▶ [EXERCISE OBJECTIVE]: Using the data below, repeat all of it precisely.

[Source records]

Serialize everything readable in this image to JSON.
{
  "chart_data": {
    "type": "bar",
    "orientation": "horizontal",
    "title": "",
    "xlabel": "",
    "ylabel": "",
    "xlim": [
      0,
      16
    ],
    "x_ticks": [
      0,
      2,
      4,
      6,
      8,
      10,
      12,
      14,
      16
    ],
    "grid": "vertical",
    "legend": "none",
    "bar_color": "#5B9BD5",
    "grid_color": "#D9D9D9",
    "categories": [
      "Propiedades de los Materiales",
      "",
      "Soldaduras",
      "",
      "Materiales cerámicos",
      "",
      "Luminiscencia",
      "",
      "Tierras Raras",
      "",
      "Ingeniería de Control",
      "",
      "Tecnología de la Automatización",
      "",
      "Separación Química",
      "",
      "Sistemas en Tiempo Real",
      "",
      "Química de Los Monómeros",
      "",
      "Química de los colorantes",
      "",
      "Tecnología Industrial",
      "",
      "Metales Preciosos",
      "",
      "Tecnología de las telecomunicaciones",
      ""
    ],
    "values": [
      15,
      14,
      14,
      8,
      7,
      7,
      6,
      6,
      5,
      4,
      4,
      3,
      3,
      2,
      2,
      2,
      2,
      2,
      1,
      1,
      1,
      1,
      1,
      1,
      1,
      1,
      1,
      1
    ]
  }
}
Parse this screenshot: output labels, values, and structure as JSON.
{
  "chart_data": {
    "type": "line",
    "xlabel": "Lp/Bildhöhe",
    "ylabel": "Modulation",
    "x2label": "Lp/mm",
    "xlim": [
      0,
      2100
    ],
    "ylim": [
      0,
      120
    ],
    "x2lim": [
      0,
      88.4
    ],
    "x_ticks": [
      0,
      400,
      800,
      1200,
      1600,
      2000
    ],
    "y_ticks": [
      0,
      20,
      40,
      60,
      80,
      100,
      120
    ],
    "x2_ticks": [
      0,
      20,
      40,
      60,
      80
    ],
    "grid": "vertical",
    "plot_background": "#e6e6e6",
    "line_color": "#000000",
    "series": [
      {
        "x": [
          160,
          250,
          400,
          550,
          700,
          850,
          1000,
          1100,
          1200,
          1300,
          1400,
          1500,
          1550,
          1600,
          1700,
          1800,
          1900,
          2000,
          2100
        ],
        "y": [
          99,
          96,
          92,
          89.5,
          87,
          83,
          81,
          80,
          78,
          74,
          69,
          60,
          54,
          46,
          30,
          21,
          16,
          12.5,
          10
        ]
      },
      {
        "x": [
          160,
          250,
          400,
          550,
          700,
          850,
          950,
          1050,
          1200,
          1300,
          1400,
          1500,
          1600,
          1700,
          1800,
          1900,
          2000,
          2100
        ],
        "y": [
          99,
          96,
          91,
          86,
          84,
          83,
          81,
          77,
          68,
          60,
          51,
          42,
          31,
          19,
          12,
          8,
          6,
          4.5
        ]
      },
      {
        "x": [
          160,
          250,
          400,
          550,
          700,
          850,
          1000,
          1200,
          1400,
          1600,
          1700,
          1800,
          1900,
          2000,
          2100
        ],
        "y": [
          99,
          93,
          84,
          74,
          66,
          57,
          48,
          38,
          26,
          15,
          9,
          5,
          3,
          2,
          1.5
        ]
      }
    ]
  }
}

▶ [FINISHED EXERCISE]:
Serialize everything readable in this image to JSON.
{
  "chart_data": {
    "type": "bar",
    "orientation": "horizontal",
    "title": "",
    "xlabel": "",
    "ylabel": "",
    "xlim": [
      0,
      16
    ],
    "x_ticks": [
      0,
      2,
      4,
      6,
      8,
      10,
      12,
      14,
      16
    ],
    "grid": "vertical",
    "legend": "none",
    "bar_color": "#5B9BD5",
    "grid_color": "#D9D9D9",
    "categories": [
      "Propiedades de los Materiales",
      "",
      "Soldaduras",
      "",
      "Materiales cerámicos",
      "",
      "Luminiscencia",
      "",
      "Tierras Raras",
      "",
      "Ingeniería de Control",
      "",
      "Tecnología de la Automatización",
      "",
      "Separación Química",
      "",
      "Sistemas en Tiempo Real",
      "",
      "Química de Los Monómeros",
      "",
      "Química de los colorantes",
      "",
      "Tecnología Industrial",
      "",
      "Metales Preciosos",
      "",
      "Tecnología de las telecomunicaciones",
      ""
    ],
    "values": [
      15,
      14,
      14,
      8,
      7,
      7,
      6,
      6,
      5,
      4,
      4,
      3,
      3,
      2,
      2,
      2,
      2,
      2,
      1,
      1,
      1,
      1,
      1,
      1,
      1,
      1,
      1,
      1
    ]
  }
}
Parse this screenshot: output labels, values, and structure as JSON.
{
  "chart_data": {
    "type": "line",
    "xlabel": "Lp/Bildhöhe",
    "ylabel": "Modulation",
    "x2label": "Lp/mm",
    "xlim": [
      0,
      2100
    ],
    "ylim": [
      0,
      120
    ],
    "x2lim": [
      0,
      88.4
    ],
    "x_ticks": [
      0,
      400,
      800,
      1200,
      1600,
      2000
    ],
    "y_ticks": [
      0,
      20,
      40,
      60,
      80,
      100,
      120
    ],
    "x2_ticks": [
      0,
      20,
      40,
      60,
      80
    ],
    "grid": "vertical",
    "plot_background": "#e6e6e6",
    "line_color": "#000000",
    "series": [
      {
        "x": [
          160,
          250,
          400,
          550,
          700,
          850,
          1000,
          1100,
          1200,
          1300,
          1400,
          1500,
          1550,
          1600,
          1700,
          1800,
          1900,
          2000,
          2100
        ],
        "y": [
          99,
          96,
          92,
          89.5,
          87,
          83,
          81,
          80,
          78,
          74,
          69,
          60,
          54,
          46,
          30,
          21,
          16,
          12.5,
          10
        ]
      },
      {
        "x": [
          160,
          250,
          400,
          550,
          700,
          850,
          950,
          1050,
          1200,
          1300,
          1400,
          1500,
          1600,
          1700,
          1800,
          1900,
          2000,
          2100
        ],
        "y": [
          99,
          96,
          91,
          86,
          84,
          83,
          81,
          77,
          68,
          60,
          51,
          42,
          31,
          19,
          12,
          8,
          6,
          4.5
        ]
      },
      {
        "x": [
          160,
          250,
          400,
          550,
          700,
          850,
          1000,
          1200,
          1400,
          1600,
          1700,
          1800,
          1900,
          2000,
          2100
        ],
        "y": [
          99,
          93,
          84,
          74,
          66,
          57,
          48,
          38,
          26,
          15,
          9,
          5,
          3,
          2,
          1.5
        ]
      }
    ]
  }
}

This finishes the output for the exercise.